The input ▸
* start *

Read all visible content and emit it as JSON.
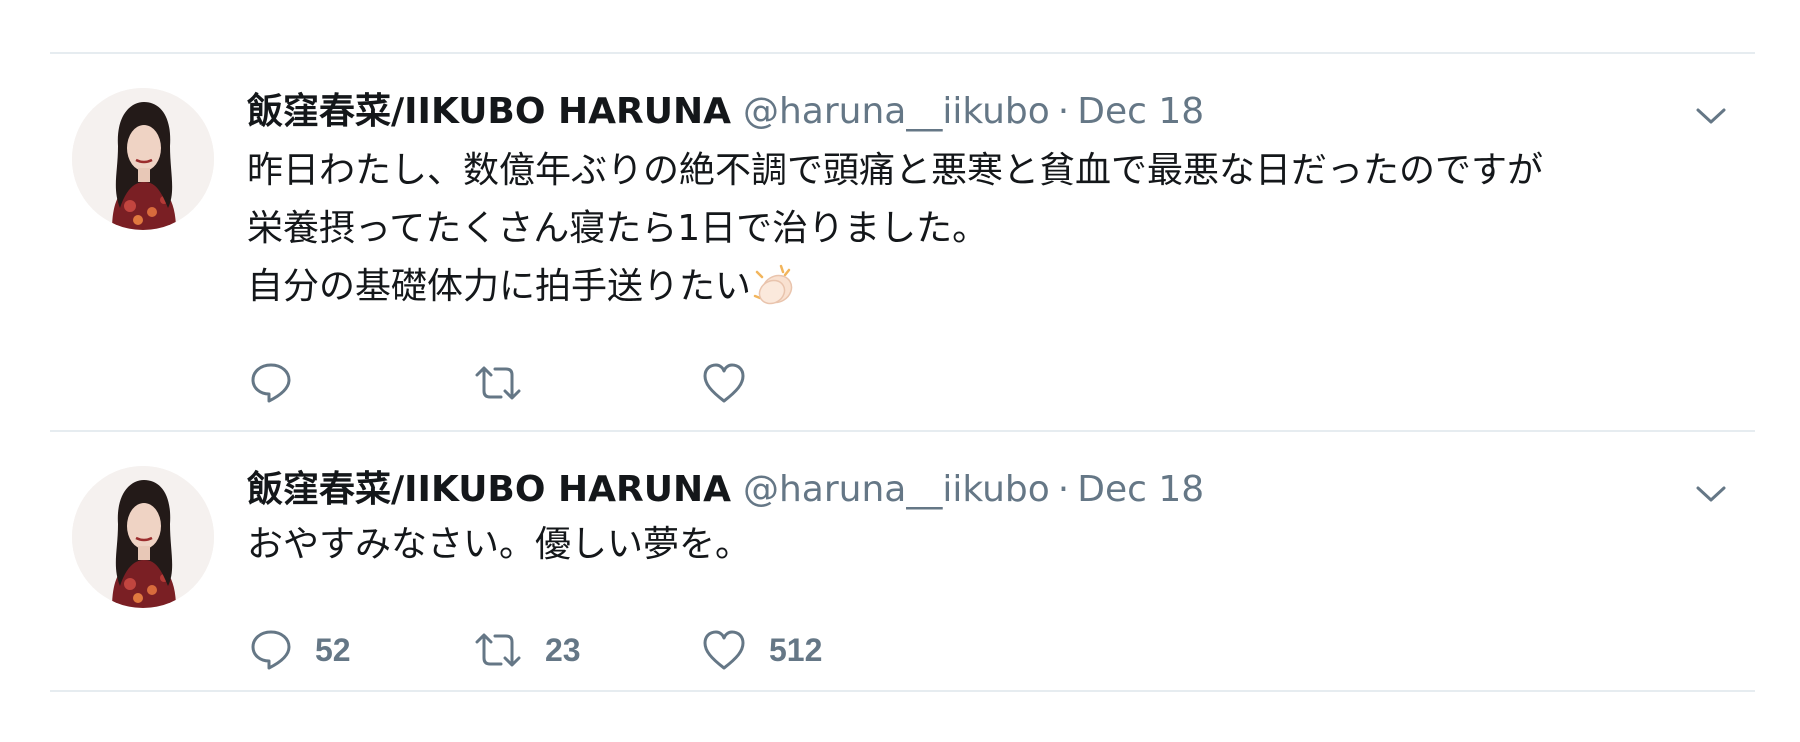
{
  "colors": {
    "text_primary": "#14171a",
    "text_secondary": "#657786",
    "divider": "#e6ecf0"
  },
  "tweets": [
    {
      "display_name": "飯窪春菜/IIKUBO HARUNA",
      "handle": "@haruna__iikubo",
      "separator": "·",
      "date": "Dec 18",
      "text": "昨日わたし、数億年ぶりの絶不調で頭痛と悪寒と貧血で最悪な日だったのですが\n栄養摂ってたくさん寝たら1日で治りました。\n自分の基礎体力に拍手送りたい",
      "emoji": "clapping-hands-emoji",
      "reply_count": "",
      "retweet_count": "",
      "like_count": ""
    },
    {
      "display_name": "飯窪春菜/IIKUBO HARUNA",
      "handle": "@haruna__iikubo",
      "separator": "·",
      "date": "Dec 18",
      "text": "おやすみなさい。優しい夢を。",
      "reply_count": "52",
      "retweet_count": "23",
      "like_count": "512"
    }
  ],
  "icons": {
    "reply": "reply-icon",
    "retweet": "retweet-icon",
    "like": "heart-icon",
    "caret": "chevron-down-icon",
    "avatar": "avatar"
  }
}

* end *

Aim ▸
The records above need to be restated word for word, with the pictures left out.

Task result ▸
Read all visible content and emit it as JSON.
{
  "colors": {
    "text_primary": "#14171a",
    "text_secondary": "#657786",
    "divider": "#e6ecf0"
  },
  "tweets": [
    {
      "display_name": "飯窪春菜/IIKUBO HARUNA",
      "handle": "@haruna__iikubo",
      "separator": "·",
      "date": "Dec 18",
      "text": "昨日わたし、数億年ぶりの絶不調で頭痛と悪寒と貧血で最悪な日だったのですが\n栄養摂ってたくさん寝たら1日で治りました。\n自分の基礎体力に拍手送りたい",
      "emoji": "clapping-hands-emoji",
      "reply_count": "",
      "retweet_count": "",
      "like_count": ""
    },
    {
      "display_name": "飯窪春菜/IIKUBO HARUNA",
      "handle": "@haruna__iikubo",
      "separator": "·",
      "date": "Dec 18",
      "text": "おやすみなさい。優しい夢を。",
      "reply_count": "52",
      "retweet_count": "23",
      "like_count": "512"
    }
  ],
  "icons": {
    "reply": "reply-icon",
    "retweet": "retweet-icon",
    "like": "heart-icon",
    "caret": "chevron-down-icon",
    "avatar": "avatar"
  }
}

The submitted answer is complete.